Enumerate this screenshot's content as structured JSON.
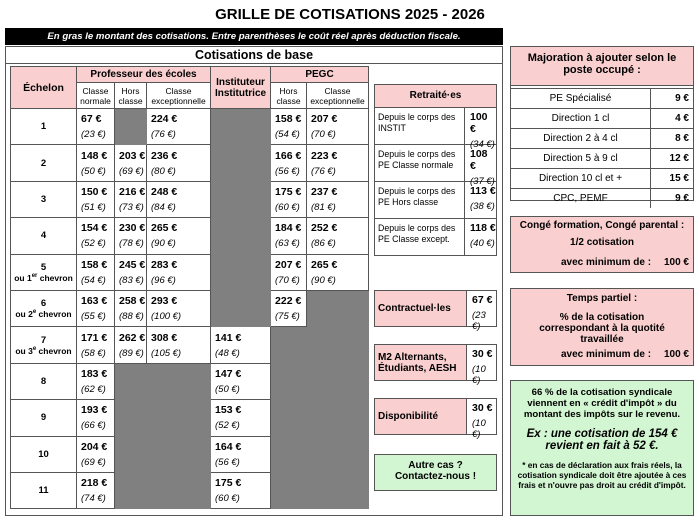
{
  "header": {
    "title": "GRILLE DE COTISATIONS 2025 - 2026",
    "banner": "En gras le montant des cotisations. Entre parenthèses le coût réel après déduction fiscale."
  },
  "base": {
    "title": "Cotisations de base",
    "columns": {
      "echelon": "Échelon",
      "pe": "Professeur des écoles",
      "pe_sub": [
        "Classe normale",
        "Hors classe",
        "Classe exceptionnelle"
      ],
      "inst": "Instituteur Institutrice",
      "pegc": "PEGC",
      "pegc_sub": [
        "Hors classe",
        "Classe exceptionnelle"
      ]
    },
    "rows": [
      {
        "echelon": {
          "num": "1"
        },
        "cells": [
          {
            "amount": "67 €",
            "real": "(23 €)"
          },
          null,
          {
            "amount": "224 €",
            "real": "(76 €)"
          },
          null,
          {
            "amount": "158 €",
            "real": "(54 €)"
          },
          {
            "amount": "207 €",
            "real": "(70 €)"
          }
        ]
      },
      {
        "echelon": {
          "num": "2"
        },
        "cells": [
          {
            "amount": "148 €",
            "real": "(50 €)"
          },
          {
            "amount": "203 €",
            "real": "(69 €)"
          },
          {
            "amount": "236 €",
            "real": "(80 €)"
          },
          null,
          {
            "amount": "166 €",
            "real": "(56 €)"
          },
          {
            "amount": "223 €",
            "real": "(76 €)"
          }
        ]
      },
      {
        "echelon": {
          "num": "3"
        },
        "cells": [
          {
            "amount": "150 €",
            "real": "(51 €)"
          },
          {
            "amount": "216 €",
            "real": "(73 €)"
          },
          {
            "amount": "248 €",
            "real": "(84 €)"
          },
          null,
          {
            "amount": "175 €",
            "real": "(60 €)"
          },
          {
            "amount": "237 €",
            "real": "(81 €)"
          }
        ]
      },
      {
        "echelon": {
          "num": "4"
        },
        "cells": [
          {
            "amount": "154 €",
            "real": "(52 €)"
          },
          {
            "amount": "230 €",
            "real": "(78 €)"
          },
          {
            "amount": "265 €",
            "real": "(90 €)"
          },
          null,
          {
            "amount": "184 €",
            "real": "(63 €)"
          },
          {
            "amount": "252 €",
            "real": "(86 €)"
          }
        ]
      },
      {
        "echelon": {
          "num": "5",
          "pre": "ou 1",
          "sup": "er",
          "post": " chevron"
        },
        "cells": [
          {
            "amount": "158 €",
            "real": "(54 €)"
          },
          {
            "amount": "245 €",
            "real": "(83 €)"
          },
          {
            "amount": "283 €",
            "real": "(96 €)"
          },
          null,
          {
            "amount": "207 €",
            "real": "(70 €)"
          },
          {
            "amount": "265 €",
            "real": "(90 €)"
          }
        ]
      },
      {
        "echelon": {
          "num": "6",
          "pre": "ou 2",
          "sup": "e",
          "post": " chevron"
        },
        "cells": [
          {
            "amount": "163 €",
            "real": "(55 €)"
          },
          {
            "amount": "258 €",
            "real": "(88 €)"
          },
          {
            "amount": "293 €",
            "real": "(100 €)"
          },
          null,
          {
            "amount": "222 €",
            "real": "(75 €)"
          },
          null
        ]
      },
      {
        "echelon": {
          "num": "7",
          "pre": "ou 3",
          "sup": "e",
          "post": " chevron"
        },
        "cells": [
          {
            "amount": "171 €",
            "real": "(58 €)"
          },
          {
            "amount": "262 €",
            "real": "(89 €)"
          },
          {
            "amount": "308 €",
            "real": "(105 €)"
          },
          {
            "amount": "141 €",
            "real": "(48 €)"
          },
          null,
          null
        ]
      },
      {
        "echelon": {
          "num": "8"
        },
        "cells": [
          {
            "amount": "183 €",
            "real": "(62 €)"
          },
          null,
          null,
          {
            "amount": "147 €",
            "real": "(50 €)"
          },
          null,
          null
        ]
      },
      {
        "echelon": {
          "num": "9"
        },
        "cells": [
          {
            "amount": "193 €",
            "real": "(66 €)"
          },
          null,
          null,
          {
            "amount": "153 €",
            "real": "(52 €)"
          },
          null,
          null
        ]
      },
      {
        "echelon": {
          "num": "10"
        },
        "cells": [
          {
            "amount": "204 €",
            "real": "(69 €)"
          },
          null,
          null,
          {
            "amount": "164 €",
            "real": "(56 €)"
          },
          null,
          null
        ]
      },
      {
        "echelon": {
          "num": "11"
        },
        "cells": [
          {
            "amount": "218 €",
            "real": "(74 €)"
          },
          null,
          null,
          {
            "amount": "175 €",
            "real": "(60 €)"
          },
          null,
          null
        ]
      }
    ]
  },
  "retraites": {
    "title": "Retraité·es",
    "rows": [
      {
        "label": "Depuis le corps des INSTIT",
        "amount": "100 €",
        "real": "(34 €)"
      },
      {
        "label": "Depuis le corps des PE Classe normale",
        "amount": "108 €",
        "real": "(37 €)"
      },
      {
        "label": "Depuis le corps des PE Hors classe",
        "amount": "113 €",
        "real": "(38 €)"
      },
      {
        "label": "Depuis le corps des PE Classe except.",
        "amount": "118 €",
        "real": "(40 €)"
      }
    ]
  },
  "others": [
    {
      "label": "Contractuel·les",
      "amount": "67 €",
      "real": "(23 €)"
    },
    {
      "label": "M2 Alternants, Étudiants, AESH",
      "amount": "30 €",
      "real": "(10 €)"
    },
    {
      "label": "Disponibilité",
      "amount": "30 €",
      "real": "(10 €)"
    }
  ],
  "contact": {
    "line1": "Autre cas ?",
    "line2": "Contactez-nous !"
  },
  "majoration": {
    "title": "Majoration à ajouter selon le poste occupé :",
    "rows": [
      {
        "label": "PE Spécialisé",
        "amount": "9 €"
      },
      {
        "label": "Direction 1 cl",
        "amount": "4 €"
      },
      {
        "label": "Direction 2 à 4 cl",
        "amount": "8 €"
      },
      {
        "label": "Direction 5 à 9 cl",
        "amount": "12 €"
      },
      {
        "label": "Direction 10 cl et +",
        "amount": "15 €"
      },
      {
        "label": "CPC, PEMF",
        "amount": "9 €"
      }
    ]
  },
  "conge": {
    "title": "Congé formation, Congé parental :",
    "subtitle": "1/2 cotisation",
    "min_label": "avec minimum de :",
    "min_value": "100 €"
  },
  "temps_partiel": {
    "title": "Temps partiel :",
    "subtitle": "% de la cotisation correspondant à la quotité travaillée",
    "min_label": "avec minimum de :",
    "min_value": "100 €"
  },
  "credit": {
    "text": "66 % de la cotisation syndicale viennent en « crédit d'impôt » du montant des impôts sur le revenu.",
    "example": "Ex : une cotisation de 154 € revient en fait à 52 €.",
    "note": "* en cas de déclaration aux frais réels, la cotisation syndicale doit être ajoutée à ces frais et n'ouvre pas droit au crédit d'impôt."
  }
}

***

(Requirement): Gather each line of the listing that holds the string "Depuis".

(Complete response):
        "label": "Depuis le corps des INSTIT",
        "label": "Depuis le corps des PE Classe normale",
        "label": "Depuis le corps des PE Hors classe",
        "label": "Depuis le corps des PE Classe except.",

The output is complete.